# Dataset excerpts
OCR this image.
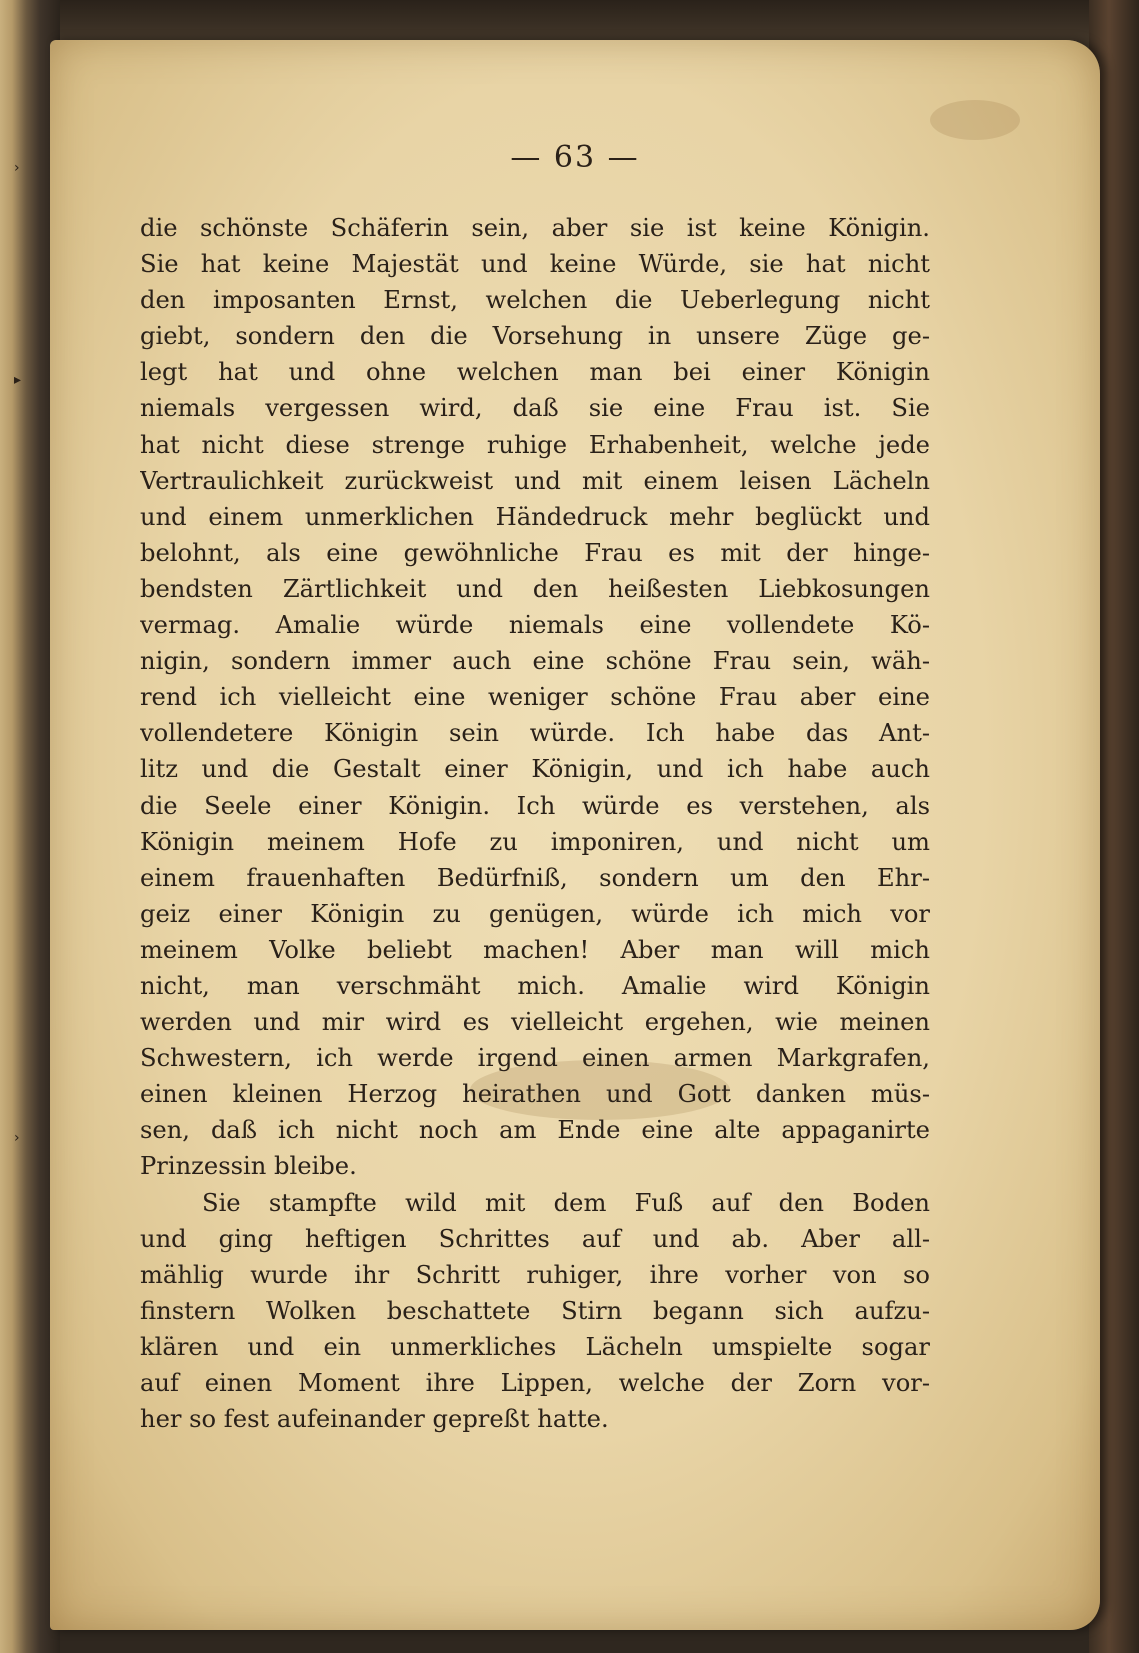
›
▸
›
— 63 —
die schönste Schäferin sein, aber sie ist keine Königin.
Sie hat keine Majestät und keine Würde, sie hat nicht
den imposanten Ernst, welchen die Ueberlegung nicht
giebt, sondern den die Vorsehung in unsere Züge ge-
legt hat und ohne welchen man bei einer Königin
niemals vergessen wird, daß sie eine Frau ist. Sie
hat nicht diese strenge ruhige Erhabenheit, welche jede
Vertraulichkeit zurückweist und mit einem leisen Lächeln
und einem unmerklichen Händedruck mehr beglückt und
belohnt, als eine gewöhnliche Frau es mit der hinge-
bendsten Zärtlichkeit und den heißesten Liebkosungen
vermag. Amalie würde niemals eine vollendete Kö-
nigin, sondern immer auch eine schöne Frau sein, wäh-
rend ich vielleicht eine weniger schöne Frau aber eine
vollendetere Königin sein würde. Ich habe das Ant-
litz und die Gestalt einer Königin, und ich habe auch
die Seele einer Königin. Ich würde es verstehen, als
Königin meinem Hofe zu imponiren, und nicht um
einem frauenhaften Bedürfniß, sondern um den Ehr-
geiz einer Königin zu genügen, würde ich mich vor
meinem Volke beliebt machen! Aber man will mich
nicht, man verschmäht mich. Amalie wird Königin
werden und mir wird es vielleicht ergehen, wie meinen
Schwestern, ich werde irgend einen armen Markgrafen,
einen kleinen Herzog heirathen und Gott danken müs-
sen, daß ich nicht noch am Ende eine alte appaganirte
Prinzessin bleibe.
Sie stampfte wild mit dem Fuß auf den Boden
und ging heftigen Schrittes auf und ab. Aber all-
mählig wurde ihr Schritt ruhiger, ihre vorher von so
finstern Wolken beschattete Stirn begann sich aufzu-
klären und ein unmerkliches Lächeln umspielte sogar
auf einen Moment ihre Lippen, welche der Zorn vor-
her so fest aufeinander gepreßt hatte.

# Aim of the task
Pictures in the records above should not be copied. Repeat everything else exactly.

# Full response
OCR this image.
›
▸
›
— 63 —
die schönste Schäferin sein, aber sie ist keine Königin.
Sie hat keine Majestät und keine Würde, sie hat nicht
den imposanten Ernst, welchen die Ueberlegung nicht
giebt, sondern den die Vorsehung in unsere Züge ge-
legt hat und ohne welchen man bei einer Königin
niemals vergessen wird, daß sie eine Frau ist. Sie
hat nicht diese strenge ruhige Erhabenheit, welche jede
Vertraulichkeit zurückweist und mit einem leisen Lächeln
und einem unmerklichen Händedruck mehr beglückt und
belohnt, als eine gewöhnliche Frau es mit der hinge-
bendsten Zärtlichkeit und den heißesten Liebkosungen
vermag. Amalie würde niemals eine vollendete Kö-
nigin, sondern immer auch eine schöne Frau sein, wäh-
rend ich vielleicht eine weniger schöne Frau aber eine
vollendetere Königin sein würde. Ich habe das Ant-
litz und die Gestalt einer Königin, und ich habe auch
die Seele einer Königin. Ich würde es verstehen, als
Königin meinem Hofe zu imponiren, und nicht um
einem frauenhaften Bedürfniß, sondern um den Ehr-
geiz einer Königin zu genügen, würde ich mich vor
meinem Volke beliebt machen! Aber man will mich
nicht, man verschmäht mich. Amalie wird Königin
werden und mir wird es vielleicht ergehen, wie meinen
Schwestern, ich werde irgend einen armen Markgrafen,
einen kleinen Herzog heirathen und Gott danken müs-
sen, daß ich nicht noch am Ende eine alte appaganirte
Prinzessin bleibe.
Sie stampfte wild mit dem Fuß auf den Boden
und ging heftigen Schrittes auf und ab. Aber all-
mählig wurde ihr Schritt ruhiger, ihre vorher von so
finstern Wolken beschattete Stirn begann sich aufzu-
klären und ein unmerkliches Lächeln umspielte sogar
auf einen Moment ihre Lippen, welche der Zorn vor-
her so fest aufeinander gepreßt hatte.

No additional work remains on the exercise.